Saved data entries
## START

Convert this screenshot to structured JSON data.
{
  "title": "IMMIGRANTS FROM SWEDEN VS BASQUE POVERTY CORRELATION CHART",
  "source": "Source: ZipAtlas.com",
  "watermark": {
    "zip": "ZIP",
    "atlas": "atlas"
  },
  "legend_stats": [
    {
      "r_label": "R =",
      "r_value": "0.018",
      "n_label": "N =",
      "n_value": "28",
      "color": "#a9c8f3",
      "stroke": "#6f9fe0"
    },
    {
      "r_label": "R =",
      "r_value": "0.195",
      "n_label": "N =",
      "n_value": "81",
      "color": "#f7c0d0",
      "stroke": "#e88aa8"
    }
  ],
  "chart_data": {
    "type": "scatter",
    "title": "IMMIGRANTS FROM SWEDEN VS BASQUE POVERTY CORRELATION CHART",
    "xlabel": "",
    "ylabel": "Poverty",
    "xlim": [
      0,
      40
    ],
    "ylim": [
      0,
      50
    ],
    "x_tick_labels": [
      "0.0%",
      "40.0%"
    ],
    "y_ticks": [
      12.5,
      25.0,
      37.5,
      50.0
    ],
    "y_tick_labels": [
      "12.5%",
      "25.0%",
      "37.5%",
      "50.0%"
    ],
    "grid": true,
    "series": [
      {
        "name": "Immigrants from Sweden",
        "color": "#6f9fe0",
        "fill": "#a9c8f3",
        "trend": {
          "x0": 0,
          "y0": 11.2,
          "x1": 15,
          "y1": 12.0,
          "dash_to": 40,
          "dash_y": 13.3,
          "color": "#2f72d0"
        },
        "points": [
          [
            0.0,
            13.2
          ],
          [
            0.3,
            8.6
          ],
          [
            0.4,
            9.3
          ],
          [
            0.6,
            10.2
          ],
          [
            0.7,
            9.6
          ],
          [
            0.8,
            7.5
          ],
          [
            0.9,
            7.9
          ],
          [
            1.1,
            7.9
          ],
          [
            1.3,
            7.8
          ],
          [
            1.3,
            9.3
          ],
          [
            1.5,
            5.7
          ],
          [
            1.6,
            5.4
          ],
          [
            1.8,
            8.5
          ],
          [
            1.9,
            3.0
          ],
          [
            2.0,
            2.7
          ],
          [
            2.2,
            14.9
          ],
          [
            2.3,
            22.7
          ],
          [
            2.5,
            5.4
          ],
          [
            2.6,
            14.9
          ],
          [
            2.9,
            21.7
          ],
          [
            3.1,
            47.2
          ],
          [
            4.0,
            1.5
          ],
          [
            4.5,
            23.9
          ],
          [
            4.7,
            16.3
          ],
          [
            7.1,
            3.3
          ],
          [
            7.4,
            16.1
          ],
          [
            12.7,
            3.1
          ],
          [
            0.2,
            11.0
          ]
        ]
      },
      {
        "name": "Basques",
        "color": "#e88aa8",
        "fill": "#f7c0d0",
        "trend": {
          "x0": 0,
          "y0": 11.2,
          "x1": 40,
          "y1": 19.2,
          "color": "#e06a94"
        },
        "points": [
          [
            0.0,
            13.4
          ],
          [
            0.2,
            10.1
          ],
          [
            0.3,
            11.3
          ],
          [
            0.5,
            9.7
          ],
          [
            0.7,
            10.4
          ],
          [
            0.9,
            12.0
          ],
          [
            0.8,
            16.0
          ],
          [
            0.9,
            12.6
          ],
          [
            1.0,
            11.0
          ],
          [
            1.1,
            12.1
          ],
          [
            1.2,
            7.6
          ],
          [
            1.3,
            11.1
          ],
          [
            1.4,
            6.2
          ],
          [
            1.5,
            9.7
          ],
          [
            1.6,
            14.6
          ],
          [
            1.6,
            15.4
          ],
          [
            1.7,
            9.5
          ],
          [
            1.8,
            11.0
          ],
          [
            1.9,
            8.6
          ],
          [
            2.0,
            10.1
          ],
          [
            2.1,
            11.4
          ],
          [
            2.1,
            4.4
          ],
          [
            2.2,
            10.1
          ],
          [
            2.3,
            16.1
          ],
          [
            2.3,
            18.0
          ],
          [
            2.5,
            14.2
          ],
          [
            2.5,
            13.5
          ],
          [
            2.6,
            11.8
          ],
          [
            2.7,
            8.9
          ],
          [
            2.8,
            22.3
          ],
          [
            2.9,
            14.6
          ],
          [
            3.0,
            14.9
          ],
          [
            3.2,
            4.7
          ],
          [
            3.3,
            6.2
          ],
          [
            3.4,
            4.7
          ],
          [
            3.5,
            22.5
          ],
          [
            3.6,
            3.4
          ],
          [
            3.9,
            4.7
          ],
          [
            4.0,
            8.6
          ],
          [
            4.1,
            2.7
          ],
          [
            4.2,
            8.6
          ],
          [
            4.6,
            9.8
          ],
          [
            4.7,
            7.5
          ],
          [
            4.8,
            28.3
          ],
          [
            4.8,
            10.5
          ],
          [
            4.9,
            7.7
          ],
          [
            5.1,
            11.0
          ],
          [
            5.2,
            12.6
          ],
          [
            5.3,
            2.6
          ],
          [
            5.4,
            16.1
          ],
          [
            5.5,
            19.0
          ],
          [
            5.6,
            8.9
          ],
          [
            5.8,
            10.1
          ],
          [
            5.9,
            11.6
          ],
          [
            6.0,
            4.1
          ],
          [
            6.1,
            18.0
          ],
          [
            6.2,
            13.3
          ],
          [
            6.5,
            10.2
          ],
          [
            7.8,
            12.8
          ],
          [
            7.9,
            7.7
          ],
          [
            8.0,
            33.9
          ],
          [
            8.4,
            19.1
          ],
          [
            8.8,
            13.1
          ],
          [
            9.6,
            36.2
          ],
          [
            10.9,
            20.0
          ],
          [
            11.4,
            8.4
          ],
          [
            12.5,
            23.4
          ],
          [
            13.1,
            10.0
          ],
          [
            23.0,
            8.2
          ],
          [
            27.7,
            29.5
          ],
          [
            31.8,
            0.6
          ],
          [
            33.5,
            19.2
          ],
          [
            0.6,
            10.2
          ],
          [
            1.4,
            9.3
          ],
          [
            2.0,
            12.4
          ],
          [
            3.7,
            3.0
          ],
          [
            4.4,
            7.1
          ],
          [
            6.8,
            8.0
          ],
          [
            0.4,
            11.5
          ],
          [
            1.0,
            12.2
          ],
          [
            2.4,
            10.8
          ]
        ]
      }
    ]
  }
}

## END

- Written task
Each record above should be repeated exactly as it appears.

- Expected answer
Convert this screenshot to structured JSON data.
{
  "title": "IMMIGRANTS FROM SWEDEN VS BASQUE POVERTY CORRELATION CHART",
  "source": "Source: ZipAtlas.com",
  "watermark": {
    "zip": "ZIP",
    "atlas": "atlas"
  },
  "legend_stats": [
    {
      "r_label": "R =",
      "r_value": "0.018",
      "n_label": "N =",
      "n_value": "28",
      "color": "#a9c8f3",
      "stroke": "#6f9fe0"
    },
    {
      "r_label": "R =",
      "r_value": "0.195",
      "n_label": "N =",
      "n_value": "81",
      "color": "#f7c0d0",
      "stroke": "#e88aa8"
    }
  ],
  "chart_data": {
    "type": "scatter",
    "title": "IMMIGRANTS FROM SWEDEN VS BASQUE POVERTY CORRELATION CHART",
    "xlabel": "",
    "ylabel": "Poverty",
    "xlim": [
      0,
      40
    ],
    "ylim": [
      0,
      50
    ],
    "x_tick_labels": [
      "0.0%",
      "40.0%"
    ],
    "y_ticks": [
      12.5,
      25.0,
      37.5,
      50.0
    ],
    "y_tick_labels": [
      "12.5%",
      "25.0%",
      "37.5%",
      "50.0%"
    ],
    "grid": true,
    "series": [
      {
        "name": "Immigrants from Sweden",
        "color": "#6f9fe0",
        "fill": "#a9c8f3",
        "trend": {
          "x0": 0,
          "y0": 11.2,
          "x1": 15,
          "y1": 12.0,
          "dash_to": 40,
          "dash_y": 13.3,
          "color": "#2f72d0"
        },
        "points": [
          [
            0.0,
            13.2
          ],
          [
            0.3,
            8.6
          ],
          [
            0.4,
            9.3
          ],
          [
            0.6,
            10.2
          ],
          [
            0.7,
            9.6
          ],
          [
            0.8,
            7.5
          ],
          [
            0.9,
            7.9
          ],
          [
            1.1,
            7.9
          ],
          [
            1.3,
            7.8
          ],
          [
            1.3,
            9.3
          ],
          [
            1.5,
            5.7
          ],
          [
            1.6,
            5.4
          ],
          [
            1.8,
            8.5
          ],
          [
            1.9,
            3.0
          ],
          [
            2.0,
            2.7
          ],
          [
            2.2,
            14.9
          ],
          [
            2.3,
            22.7
          ],
          [
            2.5,
            5.4
          ],
          [
            2.6,
            14.9
          ],
          [
            2.9,
            21.7
          ],
          [
            3.1,
            47.2
          ],
          [
            4.0,
            1.5
          ],
          [
            4.5,
            23.9
          ],
          [
            4.7,
            16.3
          ],
          [
            7.1,
            3.3
          ],
          [
            7.4,
            16.1
          ],
          [
            12.7,
            3.1
          ],
          [
            0.2,
            11.0
          ]
        ]
      },
      {
        "name": "Basques",
        "color": "#e88aa8",
        "fill": "#f7c0d0",
        "trend": {
          "x0": 0,
          "y0": 11.2,
          "x1": 40,
          "y1": 19.2,
          "color": "#e06a94"
        },
        "points": [
          [
            0.0,
            13.4
          ],
          [
            0.2,
            10.1
          ],
          [
            0.3,
            11.3
          ],
          [
            0.5,
            9.7
          ],
          [
            0.7,
            10.4
          ],
          [
            0.9,
            12.0
          ],
          [
            0.8,
            16.0
          ],
          [
            0.9,
            12.6
          ],
          [
            1.0,
            11.0
          ],
          [
            1.1,
            12.1
          ],
          [
            1.2,
            7.6
          ],
          [
            1.3,
            11.1
          ],
          [
            1.4,
            6.2
          ],
          [
            1.5,
            9.7
          ],
          [
            1.6,
            14.6
          ],
          [
            1.6,
            15.4
          ],
          [
            1.7,
            9.5
          ],
          [
            1.8,
            11.0
          ],
          [
            1.9,
            8.6
          ],
          [
            2.0,
            10.1
          ],
          [
            2.1,
            11.4
          ],
          [
            2.1,
            4.4
          ],
          [
            2.2,
            10.1
          ],
          [
            2.3,
            16.1
          ],
          [
            2.3,
            18.0
          ],
          [
            2.5,
            14.2
          ],
          [
            2.5,
            13.5
          ],
          [
            2.6,
            11.8
          ],
          [
            2.7,
            8.9
          ],
          [
            2.8,
            22.3
          ],
          [
            2.9,
            14.6
          ],
          [
            3.0,
            14.9
          ],
          [
            3.2,
            4.7
          ],
          [
            3.3,
            6.2
          ],
          [
            3.4,
            4.7
          ],
          [
            3.5,
            22.5
          ],
          [
            3.6,
            3.4
          ],
          [
            3.9,
            4.7
          ],
          [
            4.0,
            8.6
          ],
          [
            4.1,
            2.7
          ],
          [
            4.2,
            8.6
          ],
          [
            4.6,
            9.8
          ],
          [
            4.7,
            7.5
          ],
          [
            4.8,
            28.3
          ],
          [
            4.8,
            10.5
          ],
          [
            4.9,
            7.7
          ],
          [
            5.1,
            11.0
          ],
          [
            5.2,
            12.6
          ],
          [
            5.3,
            2.6
          ],
          [
            5.4,
            16.1
          ],
          [
            5.5,
            19.0
          ],
          [
            5.6,
            8.9
          ],
          [
            5.8,
            10.1
          ],
          [
            5.9,
            11.6
          ],
          [
            6.0,
            4.1
          ],
          [
            6.1,
            18.0
          ],
          [
            6.2,
            13.3
          ],
          [
            6.5,
            10.2
          ],
          [
            7.8,
            12.8
          ],
          [
            7.9,
            7.7
          ],
          [
            8.0,
            33.9
          ],
          [
            8.4,
            19.1
          ],
          [
            8.8,
            13.1
          ],
          [
            9.6,
            36.2
          ],
          [
            10.9,
            20.0
          ],
          [
            11.4,
            8.4
          ],
          [
            12.5,
            23.4
          ],
          [
            13.1,
            10.0
          ],
          [
            23.0,
            8.2
          ],
          [
            27.7,
            29.5
          ],
          [
            31.8,
            0.6
          ],
          [
            33.5,
            19.2
          ],
          [
            0.6,
            10.2
          ],
          [
            1.4,
            9.3
          ],
          [
            2.0,
            12.4
          ],
          [
            3.7,
            3.0
          ],
          [
            4.4,
            7.1
          ],
          [
            6.8,
            8.0
          ],
          [
            0.4,
            11.5
          ],
          [
            1.0,
            12.2
          ],
          [
            2.4,
            10.8
          ]
        ]
      }
    ]
  }
}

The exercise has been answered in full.